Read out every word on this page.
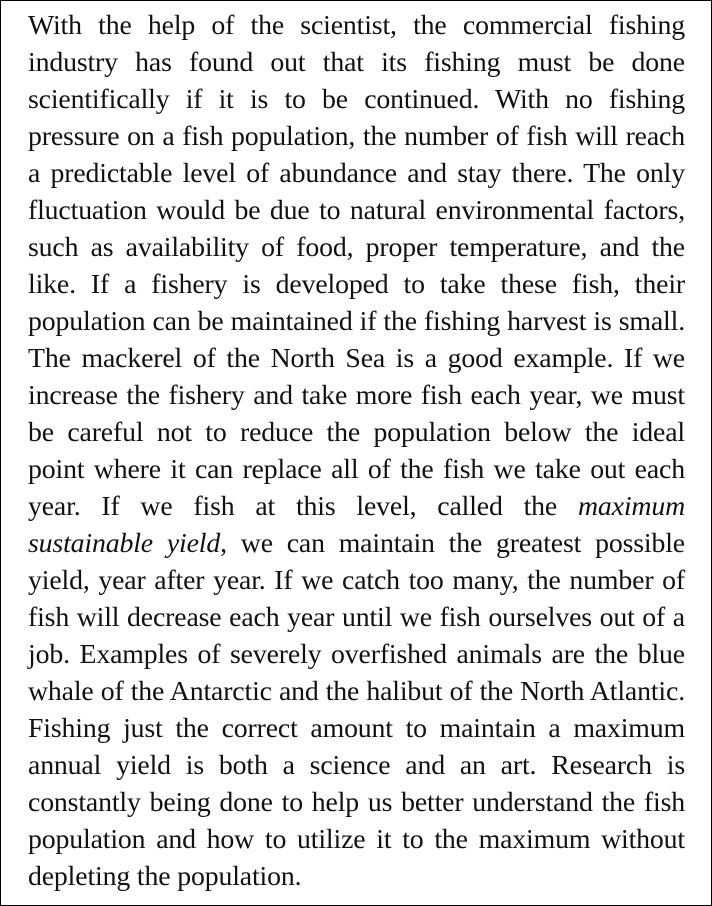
With the help of the scientist, the commercial fishing industry has found out that its fishing must be done scientifically if it is to be continued. With no fishing pressure on a fish population, the number of fish will reach a predictable level of abundance and stay there. The only fluctuation would be due to natural environmental factors, such as availability of food, proper temperature, and the like. If a fishery is developed to take these fish, their population can be maintained if the fishing harvest is small. The mackerel of the North Sea is a good example. If we increase the fishery and take more fish each year, we must be careful not to reduce the population below the ideal point where it can replace all of the fish we take out each year. If we fish at this level, called the maximum sustainable yield, we can maintain the greatest possible yield, year after year. If we catch too many, the number of fish will decrease each year until we fish ourselves out of a job. Examples of severely overfished animals are the blue whale of the Antarctic and the halibut of the North Atlantic. Fishing just the correct amount to maintain a maximum annual yield is both a science and an art. Research is constantly being done to help us better understand the fish population and how to utilize it to the maximum without depleting the population.
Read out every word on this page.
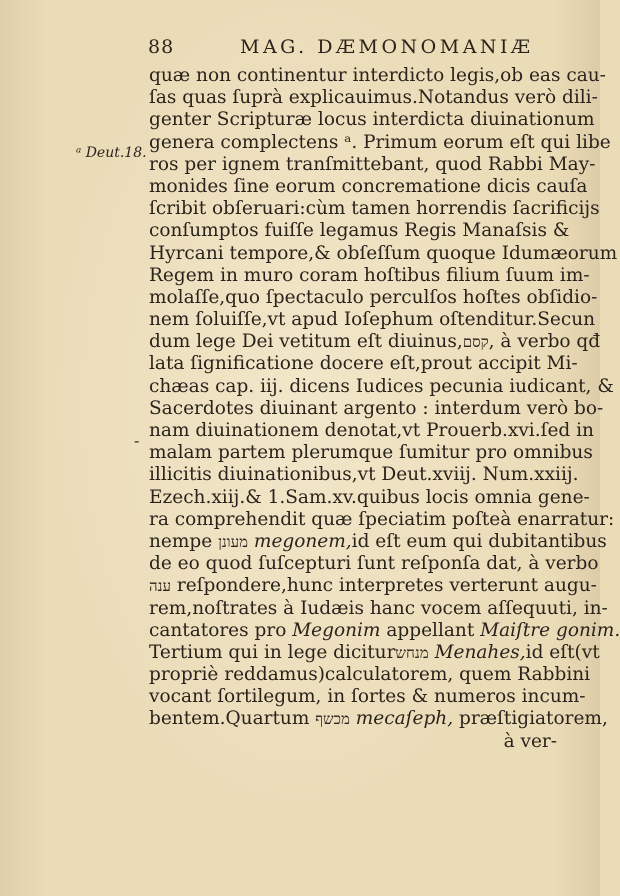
88	MAG. DÆMONOMANIÆ
ᵃ Deut.18.
-
quæ non continentur interdicto legis,ob eas cau-
ſas quas ſuprà explicauimus.Notandus verò dili-
genter Scripturæ locus interdicta diuinationum
genera complectens ᵃ. Primum eorum eſt qui libe
ros per ignem tranſmittebant, quod Rabbi May-
monides ſine eorum concrematione dicis cauſa
ſcribit obſeruari:cùm tamen horrendis ſacrificijs
conſumptos fuiſſe legamus Regis Manaſsis &
Hyrcani tempore,& obſeſſum quoque Idumæorum
Regem in muro coram hoſtibus filium ſuum im-
molaſſe,quo ſpectaculo perculſos hoſtes obſidio-
nem ſoluiſſe,vt apud Ioſephum oſtenditur.Secun
dum lege Dei vetitum eſt diuinus,קסם, à verbo qđ
lata ſignificatione docere eſt,prout accipit Mi-
chæas cap. iij. dicens Iudices pecunia iudicant, &
Sacerdotes diuinant argento : interdum verò bo-
nam diuinationem denotat,vt Prouerb.xvi.ſed in
malam partem plerumque ſumitur pro omnibus
illicitis diuinationibus,vt Deut.xviij. Num.xxiij.
Ezech.xiij.& 1.Sam.xv.quibus locis omnia gene-
ra comprehendit quæ ſpeciatim poſteà enarratur:
nempe מעונן megonem,id eſt eum qui dubitantibus
de eo quod ſuſcepturi ſunt reſponſa dat, à verbo
ענה reſpondere,hunc interpretes verterunt augu-
rem,noſtrates à Iudæis hanc vocem aſſequuti, in-
cantatores pro Megonim appellant Maiſtre gonim.
Tertium qui in lege diciturמנחש Menahes,id eſt(vt
propriè reddamus)calculatorem, quem Rabbini
vocant ſortilegum, in ſortes & numeros incum-
bentem.Quartum מכשף mecaſeph, præſtigiatorem,
à ver-
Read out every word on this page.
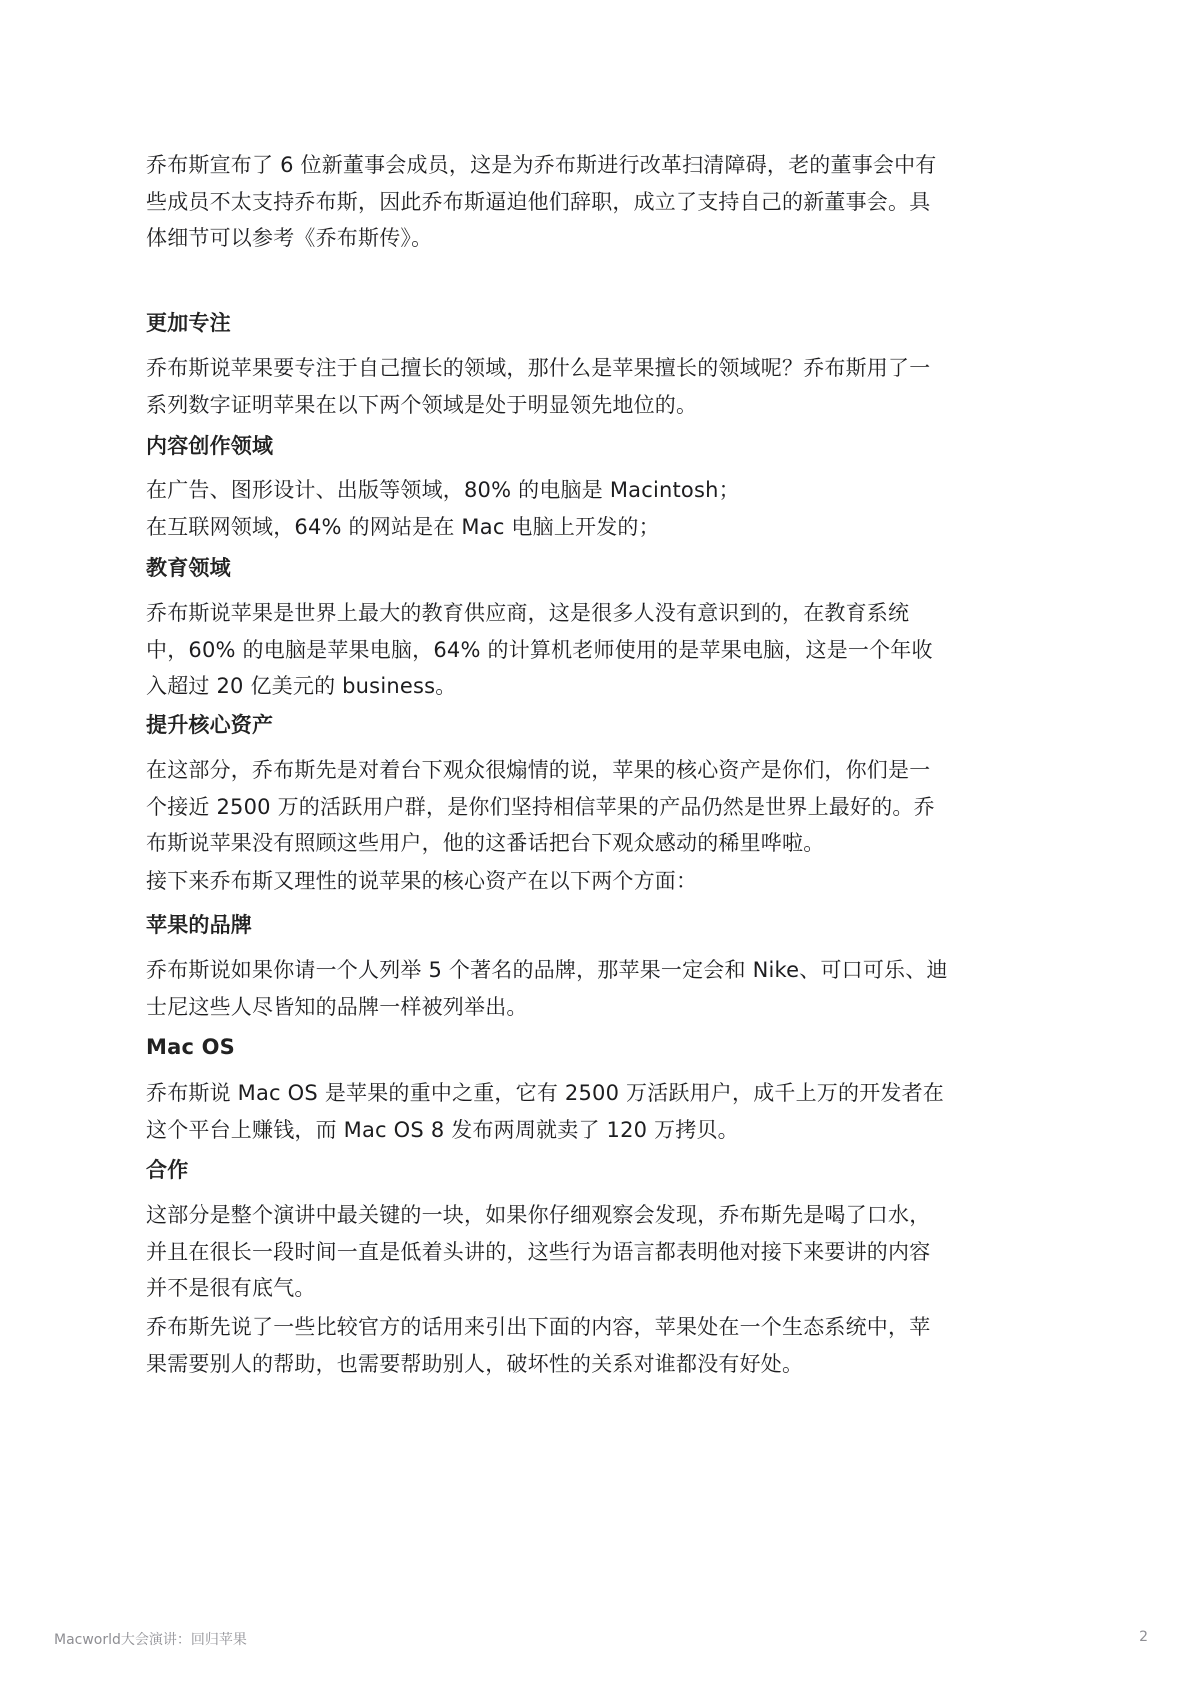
乔布斯宣布了 6 位新董事会成员，这是为乔布斯进行改革扫清障碍，老的董事会中有
些成员不太支持乔布斯，因此乔布斯逼迫他们辞职，成立了支持自己的新董事会。具
体细节可以参考《乔布斯传》。

更加专注

乔布斯说苹果要专注于自己擅长的领域，那什么是苹果擅长的领域呢？乔布斯用了一
系列数字证明苹果在以下两个领域是处于明显领先地位的。

内容创作领域

在广告、图形设计、出版等领域，80% 的电脑是 Macintosh；
在互联网领域，64% 的网站是在 Mac 电脑上开发的；

教育领域

乔布斯说苹果是世界上最大的教育供应商，这是很多人没有意识到的，在教育系统
中，60% 的电脑是苹果电脑，64% 的计算机老师使用的是苹果电脑，这是一个年收
入超过 20 亿美元的 business。

提升核心资产

在这部分，乔布斯先是对着台下观众很煽情的说，苹果的核心资产是你们，你们是一
个接近 2500 万的活跃用户群，是你们坚持相信苹果的产品仍然是世界上最好的。乔
布斯说苹果没有照顾这些用户，他的这番话把台下观众感动的稀里哗啦。

接下来乔布斯又理性的说苹果的核心资产在以下两个方面：

苹果的品牌

乔布斯说如果你请一个人列举 5 个著名的品牌，那苹果一定会和 Nike、可口可乐、迪
士尼这些人尽皆知的品牌一样被列举出。

Mac OS

乔布斯说 Mac OS 是苹果的重中之重，它有 2500 万活跃用户，成千上万的开发者在
这个平台上赚钱，而 Mac OS 8 发布两周就卖了 120 万拷贝。

合作

这部分是整个演讲中最关键的一块，如果你仔细观察会发现，乔布斯先是喝了口水，
并且在很长一段时间一直是低着头讲的，这些行为语言都表明他对接下来要讲的内容
并不是很有底气。

乔布斯先说了一些比较官方的话用来引出下面的内容，苹果处在一个生态系统中，苹
果需要别人的帮助，也需要帮助别人，破坏性的关系对谁都没有好处。

Macworld大会演讲：回归苹果	2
━━━━━━
**WRITTEN EXERCISE:**
Write out every record above exactly as it stands, but leave out the pictures.

**WRITTEN ANSWER:**
Read out every word on this page.
With the help of the scientist, the commercial fishing industry has found out that its fishing must be done scientifically if it is to be continued. With no fishing pressure on a fish population, the number of fish will reach a predictable level of abundance and stay there. The only fluctuation would be due to natural environmental factors, such as availability of food, proper temperature, and the like. If a fishery is developed to take these fish, their population can be maintained if the fishing harvest is small. The mackerel of the North Sea is a good example. If we increase the fishery and take more fish each year, we must be careful not to reduce the population below the ideal point where it can replace all of the fish we take out each year. If we fish at this level, called the maximum sustainable yield, we can maintain the greatest possible yield, year after year. If we catch too many, the number of fish will decrease each year until we fish ourselves out of a job. Examples of severely overfished animals are the blue whale of the Antarctic and the halibut of the North Atlantic. Fishing just the correct amount to maintain a maximum annual yield is both a science and an art. Research is constantly being done to help us better understand the fish population and how to utilize it to the maximum without depleting the population.
Read out every word on this page.
88	MAG. DÆMONOMANIÆ
ᵃ Deut.18.
-
quæ non continentur interdicto legis,ob eas cau-
ſas quas ſuprà explicauimus.Notandus verò dili-
genter Scripturæ locus interdicta diuinationum
genera complectens ᵃ. Primum eorum eſt qui libe
ros per ignem tranſmittebant, quod Rabbi May-
monides ſine eorum concrematione dicis cauſa
ſcribit obſeruari:cùm tamen horrendis ſacrificijs
conſumptos fuiſſe legamus Regis Manaſsis &
Hyrcani tempore,& obſeſſum quoque Idumæorum
Regem in muro coram hoſtibus filium ſuum im-
molaſſe,quo ſpectaculo perculſos hoſtes obſidio-
nem ſoluiſſe,vt apud Ioſephum oſtenditur.Secun
dum lege Dei vetitum eſt diuinus,קסם, à verbo qđ
lata ſignificatione docere eſt,prout accipit Mi-
chæas cap. iij. dicens Iudices pecunia iudicant, &
Sacerdotes diuinant argento : interdum verò bo-
nam diuinationem denotat,vt Prouerb.xvi.ſed in
malam partem plerumque ſumitur pro omnibus
illicitis diuinationibus,vt Deut.xviij. Num.xxiij.
Ezech.xiij.& 1.Sam.xv.quibus locis omnia gene-
ra comprehendit quæ ſpeciatim poſteà enarratur:
nempe מעונן megonem,id eſt eum qui dubitantibus
de eo quod ſuſcepturi ſunt reſponſa dat, à verbo
ענה reſpondere,hunc interpretes verterunt augu-
rem,noſtrates à Iudæis hanc vocem aſſequuti, in-
cantatores pro Megonim appellant Maiſtre gonim.
Tertium qui in lege diciturמנחש Menahes,id eſt(vt
propriè reddamus)calculatorem, quem Rabbini
vocant ſortilegum, in ſortes & numeros incum-
bentem.Quartum מכשף mecaſeph, præſtigiatorem,
à ver-
Read out every word on this page.
乔布斯宣布了 6 位新董事会成员，这是为乔布斯进行改革扫清障碍，老的董事会中有
些成员不太支持乔布斯，因此乔布斯逼迫他们辞职，成立了支持自己的新董事会。具
体细节可以参考《乔布斯传》。

更加专注

乔布斯说苹果要专注于自己擅长的领域，那什么是苹果擅长的领域呢？乔布斯用了一
系列数字证明苹果在以下两个领域是处于明显领先地位的。

内容创作领域

在广告、图形设计、出版等领域，80% 的电脑是 Macintosh；
在互联网领域，64% 的网站是在 Mac 电脑上开发的；

教育领域

乔布斯说苹果是世界上最大的教育供应商，这是很多人没有意识到的，在教育系统
中，60% 的电脑是苹果电脑，64% 的计算机老师使用的是苹果电脑，这是一个年收
入超过 20 亿美元的 business。

提升核心资产

在这部分，乔布斯先是对着台下观众很煽情的说，苹果的核心资产是你们，你们是一
个接近 2500 万的活跃用户群，是你们坚持相信苹果的产品仍然是世界上最好的。乔
布斯说苹果没有照顾这些用户，他的这番话把台下观众感动的稀里哗啦。

接下来乔布斯又理性的说苹果的核心资产在以下两个方面：

苹果的品牌

乔布斯说如果你请一个人列举 5 个著名的品牌，那苹果一定会和 Nike、可口可乐、迪
士尼这些人尽皆知的品牌一样被列举出。

Mac OS

乔布斯说 Mac OS 是苹果的重中之重，它有 2500 万活跃用户，成千上万的开发者在
这个平台上赚钱，而 Mac OS 8 发布两周就卖了 120 万拷贝。

合作

这部分是整个演讲中最关键的一块，如果你仔细观察会发现，乔布斯先是喝了口水，
并且在很长一段时间一直是低着头讲的，这些行为语言都表明他对接下来要讲的内容
并不是很有底气。

乔布斯先说了一些比较官方的话用来引出下面的内容，苹果处在一个生态系统中，苹
果需要别人的帮助，也需要帮助别人，破坏性的关系对谁都没有好处。

Macworld大会演讲：回归苹果	2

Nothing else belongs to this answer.